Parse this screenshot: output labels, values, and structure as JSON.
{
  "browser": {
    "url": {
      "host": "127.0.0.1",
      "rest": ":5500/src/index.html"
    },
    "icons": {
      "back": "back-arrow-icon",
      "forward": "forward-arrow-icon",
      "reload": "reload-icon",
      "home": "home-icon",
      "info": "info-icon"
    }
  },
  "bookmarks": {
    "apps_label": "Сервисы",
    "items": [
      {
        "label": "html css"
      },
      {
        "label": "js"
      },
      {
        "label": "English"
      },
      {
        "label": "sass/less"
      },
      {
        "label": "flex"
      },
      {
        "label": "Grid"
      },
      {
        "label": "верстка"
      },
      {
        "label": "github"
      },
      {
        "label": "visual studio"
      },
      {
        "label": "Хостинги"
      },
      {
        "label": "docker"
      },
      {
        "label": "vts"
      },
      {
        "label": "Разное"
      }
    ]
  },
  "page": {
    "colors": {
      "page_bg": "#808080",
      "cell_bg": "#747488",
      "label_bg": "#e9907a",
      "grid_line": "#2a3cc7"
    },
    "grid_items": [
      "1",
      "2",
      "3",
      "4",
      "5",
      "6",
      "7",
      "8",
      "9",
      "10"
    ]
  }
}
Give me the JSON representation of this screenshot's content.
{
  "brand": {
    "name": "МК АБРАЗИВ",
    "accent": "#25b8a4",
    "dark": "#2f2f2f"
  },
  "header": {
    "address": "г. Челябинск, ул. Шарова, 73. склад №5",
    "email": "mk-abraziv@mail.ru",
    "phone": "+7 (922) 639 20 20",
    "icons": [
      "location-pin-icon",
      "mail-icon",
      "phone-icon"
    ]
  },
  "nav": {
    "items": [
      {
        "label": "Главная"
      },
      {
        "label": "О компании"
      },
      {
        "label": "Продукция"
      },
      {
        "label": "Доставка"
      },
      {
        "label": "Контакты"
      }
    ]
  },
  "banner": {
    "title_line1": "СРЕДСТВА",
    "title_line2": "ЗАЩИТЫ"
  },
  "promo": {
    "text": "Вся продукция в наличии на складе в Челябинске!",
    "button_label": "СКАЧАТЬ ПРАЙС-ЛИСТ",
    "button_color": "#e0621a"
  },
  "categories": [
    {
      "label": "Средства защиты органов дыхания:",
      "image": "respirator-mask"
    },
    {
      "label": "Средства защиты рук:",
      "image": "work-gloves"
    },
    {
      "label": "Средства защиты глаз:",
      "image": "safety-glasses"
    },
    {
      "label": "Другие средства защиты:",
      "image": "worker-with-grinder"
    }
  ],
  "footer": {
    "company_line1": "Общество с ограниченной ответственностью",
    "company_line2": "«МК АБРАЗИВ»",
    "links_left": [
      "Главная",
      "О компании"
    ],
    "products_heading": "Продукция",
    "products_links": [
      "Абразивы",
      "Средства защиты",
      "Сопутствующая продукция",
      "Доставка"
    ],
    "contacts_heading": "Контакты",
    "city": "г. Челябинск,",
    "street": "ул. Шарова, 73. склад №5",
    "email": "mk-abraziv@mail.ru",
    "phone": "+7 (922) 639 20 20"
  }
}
· · · · · · ·
Type the whole listing again, unaltered.

Parse this screenshot: output labels, values, and structure as JSON.
{
  "browser": {
    "url": {
      "host": "127.0.0.1",
      "rest": ":5500/src/index.html"
    },
    "icons": {
      "back": "back-arrow-icon",
      "forward": "forward-arrow-icon",
      "reload": "reload-icon",
      "home": "home-icon",
      "info": "info-icon"
    }
  },
  "bookmarks": {
    "apps_label": "Сервисы",
    "items": [
      {
        "label": "html css"
      },
      {
        "label": "js"
      },
      {
        "label": "English"
      },
      {
        "label": "sass/less"
      },
      {
        "label": "flex"
      },
      {
        "label": "Grid"
      },
      {
        "label": "верстка"
      },
      {
        "label": "github"
      },
      {
        "label": "visual studio"
      },
      {
        "label": "Хостинги"
      },
      {
        "label": "docker"
      },
      {
        "label": "vts"
      },
      {
        "label": "Разное"
      }
    ]
  },
  "page": {
    "colors": {
      "page_bg": "#808080",
      "cell_bg": "#747488",
      "label_bg": "#e9907a",
      "grid_line": "#2a3cc7"
    },
    "grid_items": [
      "1",
      "2",
      "3",
      "4",
      "5",
      "6",
      "7",
      "8",
      "9",
      "10"
    ]
  }
}
Give me the JSON representation of this screenshot's content.
{
  "brand": {
    "name": "МК АБРАЗИВ",
    "accent": "#25b8a4",
    "dark": "#2f2f2f"
  },
  "header": {
    "address": "г. Челябинск, ул. Шарова, 73. склад №5",
    "email": "mk-abraziv@mail.ru",
    "phone": "+7 (922) 639 20 20",
    "icons": [
      "location-pin-icon",
      "mail-icon",
      "phone-icon"
    ]
  },
  "nav": {
    "items": [
      {
        "label": "Главная"
      },
      {
        "label": "О компании"
      },
      {
        "label": "Продукция"
      },
      {
        "label": "Доставка"
      },
      {
        "label": "Контакты"
      }
    ]
  },
  "banner": {
    "title_line1": "СРЕДСТВА",
    "title_line2": "ЗАЩИТЫ"
  },
  "promo": {
    "text": "Вся продукция в наличии на складе в Челябинске!",
    "button_label": "СКАЧАТЬ ПРАЙС-ЛИСТ",
    "button_color": "#e0621a"
  },
  "categories": [
    {
      "label": "Средства защиты органов дыхания:",
      "image": "respirator-mask"
    },
    {
      "label": "Средства защиты рук:",
      "image": "work-gloves"
    },
    {
      "label": "Средства защиты глаз:",
      "image": "safety-glasses"
    },
    {
      "label": "Другие средства защиты:",
      "image": "worker-with-grinder"
    }
  ],
  "footer": {
    "company_line1": "Общество с ограниченной ответственностью",
    "company_line2": "«МК АБРАЗИВ»",
    "links_left": [
      "Главная",
      "О компании"
    ],
    "products_heading": "Продукция",
    "products_links": [
      "Абразивы",
      "Средства защиты",
      "Сопутствующая продукция",
      "Доставка"
    ],
    "contacts_heading": "Контакты",
    "city": "г. Челябинск,",
    "street": "ул. Шарова, 73. склад №5",
    "email": "mk-abraziv@mail.ru",
    "phone": "+7 (922) 639 20 20"
  }
}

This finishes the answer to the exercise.